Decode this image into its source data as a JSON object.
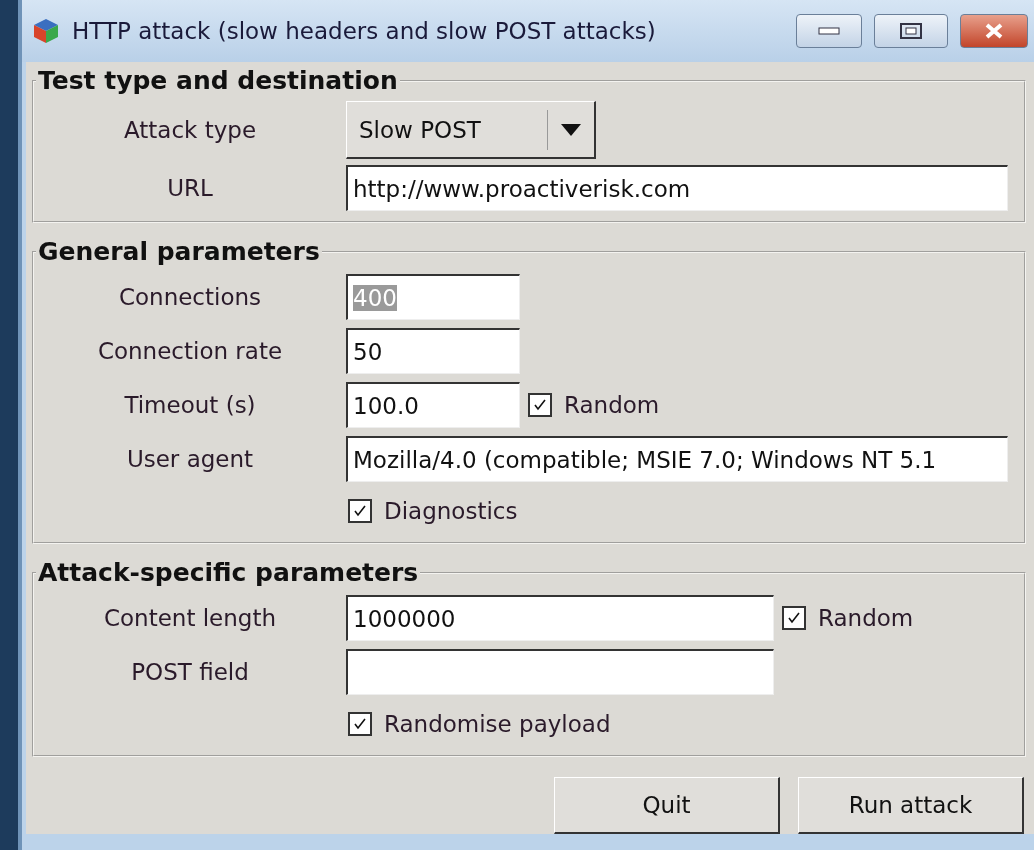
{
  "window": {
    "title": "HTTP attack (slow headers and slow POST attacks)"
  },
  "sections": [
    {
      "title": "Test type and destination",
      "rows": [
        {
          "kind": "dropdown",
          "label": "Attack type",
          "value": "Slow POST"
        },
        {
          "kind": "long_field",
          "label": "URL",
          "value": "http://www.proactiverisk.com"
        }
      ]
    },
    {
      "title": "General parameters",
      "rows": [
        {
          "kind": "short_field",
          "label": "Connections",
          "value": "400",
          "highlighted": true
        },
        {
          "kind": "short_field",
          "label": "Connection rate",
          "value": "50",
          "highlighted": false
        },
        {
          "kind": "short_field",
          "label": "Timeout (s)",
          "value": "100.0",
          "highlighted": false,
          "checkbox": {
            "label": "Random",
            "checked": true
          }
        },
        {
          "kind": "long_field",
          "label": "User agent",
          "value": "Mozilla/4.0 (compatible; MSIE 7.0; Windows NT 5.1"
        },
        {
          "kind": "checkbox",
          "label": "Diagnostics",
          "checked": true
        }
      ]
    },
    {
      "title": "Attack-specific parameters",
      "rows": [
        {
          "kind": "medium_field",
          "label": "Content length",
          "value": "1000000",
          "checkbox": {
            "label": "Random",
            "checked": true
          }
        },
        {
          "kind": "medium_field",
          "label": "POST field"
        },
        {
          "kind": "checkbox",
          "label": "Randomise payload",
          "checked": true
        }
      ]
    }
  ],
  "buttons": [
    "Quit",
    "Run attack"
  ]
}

——————

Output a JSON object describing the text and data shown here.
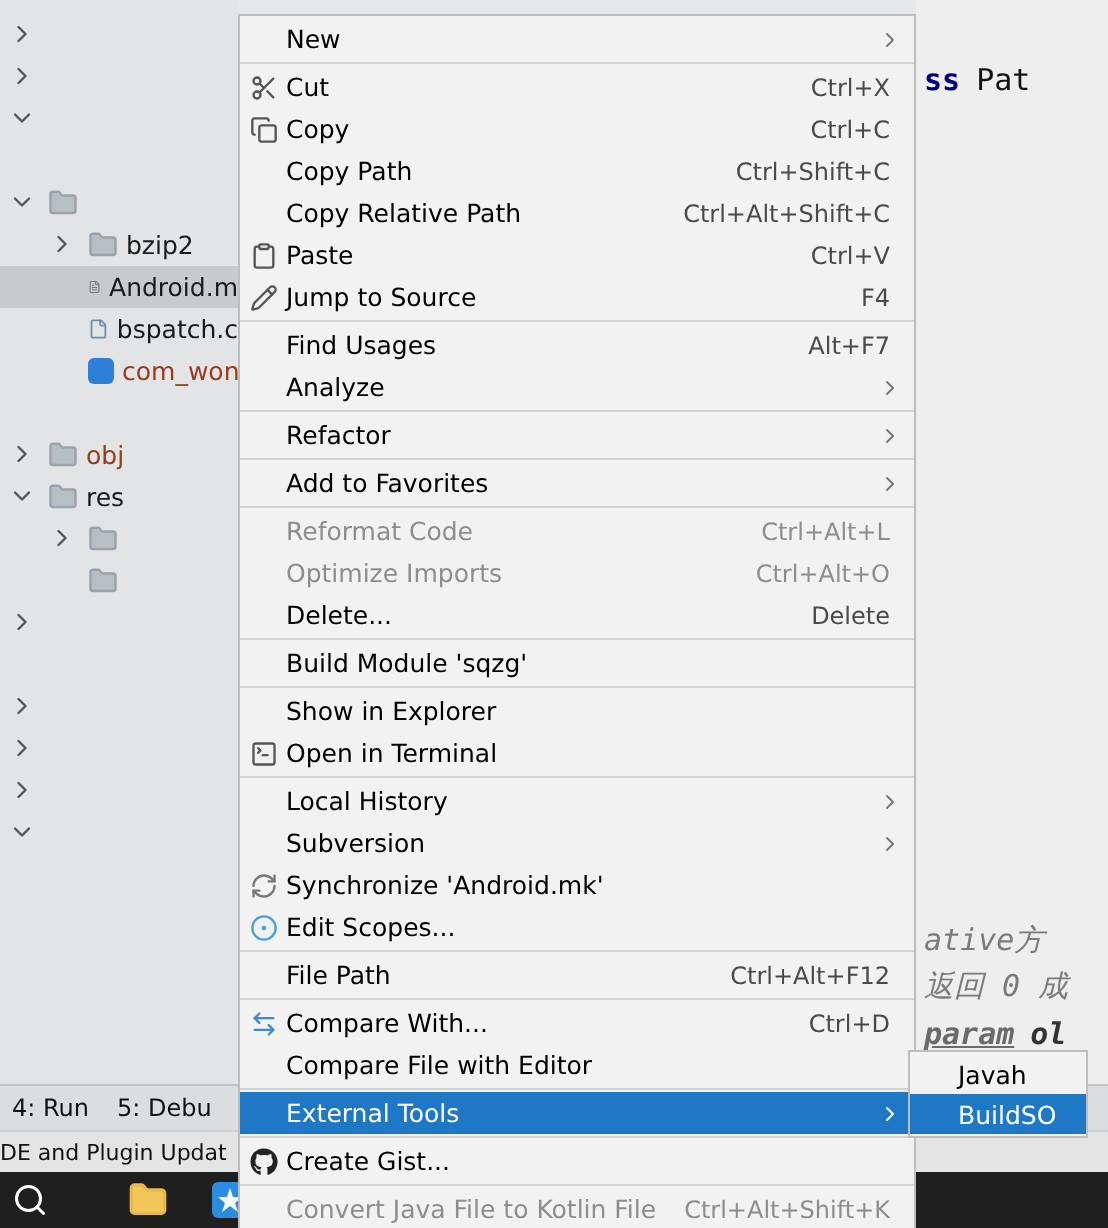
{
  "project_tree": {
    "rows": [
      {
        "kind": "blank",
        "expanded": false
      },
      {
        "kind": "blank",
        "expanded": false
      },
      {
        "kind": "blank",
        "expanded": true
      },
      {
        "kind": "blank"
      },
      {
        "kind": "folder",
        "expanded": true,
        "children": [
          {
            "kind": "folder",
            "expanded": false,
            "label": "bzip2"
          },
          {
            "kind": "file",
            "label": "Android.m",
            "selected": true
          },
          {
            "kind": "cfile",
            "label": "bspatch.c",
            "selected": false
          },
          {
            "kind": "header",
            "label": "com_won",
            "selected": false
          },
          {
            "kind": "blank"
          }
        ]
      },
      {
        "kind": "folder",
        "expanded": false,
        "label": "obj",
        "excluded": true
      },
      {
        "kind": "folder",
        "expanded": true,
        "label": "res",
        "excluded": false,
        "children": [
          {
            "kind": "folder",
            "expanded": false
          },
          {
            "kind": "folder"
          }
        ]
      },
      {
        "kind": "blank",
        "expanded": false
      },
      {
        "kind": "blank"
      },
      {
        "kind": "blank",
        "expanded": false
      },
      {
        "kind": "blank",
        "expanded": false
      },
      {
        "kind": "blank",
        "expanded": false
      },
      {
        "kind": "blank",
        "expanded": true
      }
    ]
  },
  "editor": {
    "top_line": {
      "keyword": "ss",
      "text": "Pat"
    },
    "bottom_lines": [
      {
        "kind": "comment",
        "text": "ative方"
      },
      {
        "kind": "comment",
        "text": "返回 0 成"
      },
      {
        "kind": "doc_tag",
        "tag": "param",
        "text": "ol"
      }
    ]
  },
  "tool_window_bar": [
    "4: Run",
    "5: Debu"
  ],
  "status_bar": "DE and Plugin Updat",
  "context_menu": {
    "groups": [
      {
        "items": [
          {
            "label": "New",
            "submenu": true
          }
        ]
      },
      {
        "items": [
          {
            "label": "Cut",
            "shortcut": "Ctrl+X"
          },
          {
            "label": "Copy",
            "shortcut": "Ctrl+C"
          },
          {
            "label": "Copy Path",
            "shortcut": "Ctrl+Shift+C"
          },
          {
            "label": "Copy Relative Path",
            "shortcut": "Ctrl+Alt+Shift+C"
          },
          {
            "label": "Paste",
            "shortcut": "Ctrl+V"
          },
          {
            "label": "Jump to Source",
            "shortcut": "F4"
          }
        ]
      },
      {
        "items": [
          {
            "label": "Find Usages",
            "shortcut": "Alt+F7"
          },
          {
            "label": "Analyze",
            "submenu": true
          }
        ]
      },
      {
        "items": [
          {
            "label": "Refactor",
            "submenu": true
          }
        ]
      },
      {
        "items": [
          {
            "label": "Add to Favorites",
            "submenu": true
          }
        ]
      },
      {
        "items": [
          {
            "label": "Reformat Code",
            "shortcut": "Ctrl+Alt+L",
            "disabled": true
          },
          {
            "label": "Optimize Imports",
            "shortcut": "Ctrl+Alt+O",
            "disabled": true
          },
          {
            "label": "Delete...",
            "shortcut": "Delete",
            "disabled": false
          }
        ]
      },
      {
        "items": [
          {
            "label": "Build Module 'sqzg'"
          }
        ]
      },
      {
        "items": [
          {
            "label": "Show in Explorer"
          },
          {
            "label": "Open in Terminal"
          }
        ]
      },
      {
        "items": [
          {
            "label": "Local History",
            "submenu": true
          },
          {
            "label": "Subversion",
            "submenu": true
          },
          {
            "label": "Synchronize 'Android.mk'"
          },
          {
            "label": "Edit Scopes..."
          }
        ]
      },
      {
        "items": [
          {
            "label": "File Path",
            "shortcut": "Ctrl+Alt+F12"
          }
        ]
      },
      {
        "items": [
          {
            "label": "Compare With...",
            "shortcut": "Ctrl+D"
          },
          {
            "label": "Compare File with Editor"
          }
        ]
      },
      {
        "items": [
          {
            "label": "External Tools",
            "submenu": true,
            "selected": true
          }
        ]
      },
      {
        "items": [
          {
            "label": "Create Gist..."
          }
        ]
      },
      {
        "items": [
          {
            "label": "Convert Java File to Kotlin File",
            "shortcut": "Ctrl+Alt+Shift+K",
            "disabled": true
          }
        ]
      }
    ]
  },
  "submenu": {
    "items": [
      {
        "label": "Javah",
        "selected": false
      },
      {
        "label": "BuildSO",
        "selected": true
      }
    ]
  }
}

——————

**Do this:** Check every line of the records above for the string "data" and say how many contain it, giving the number alone.

**Response to this exercise:** 2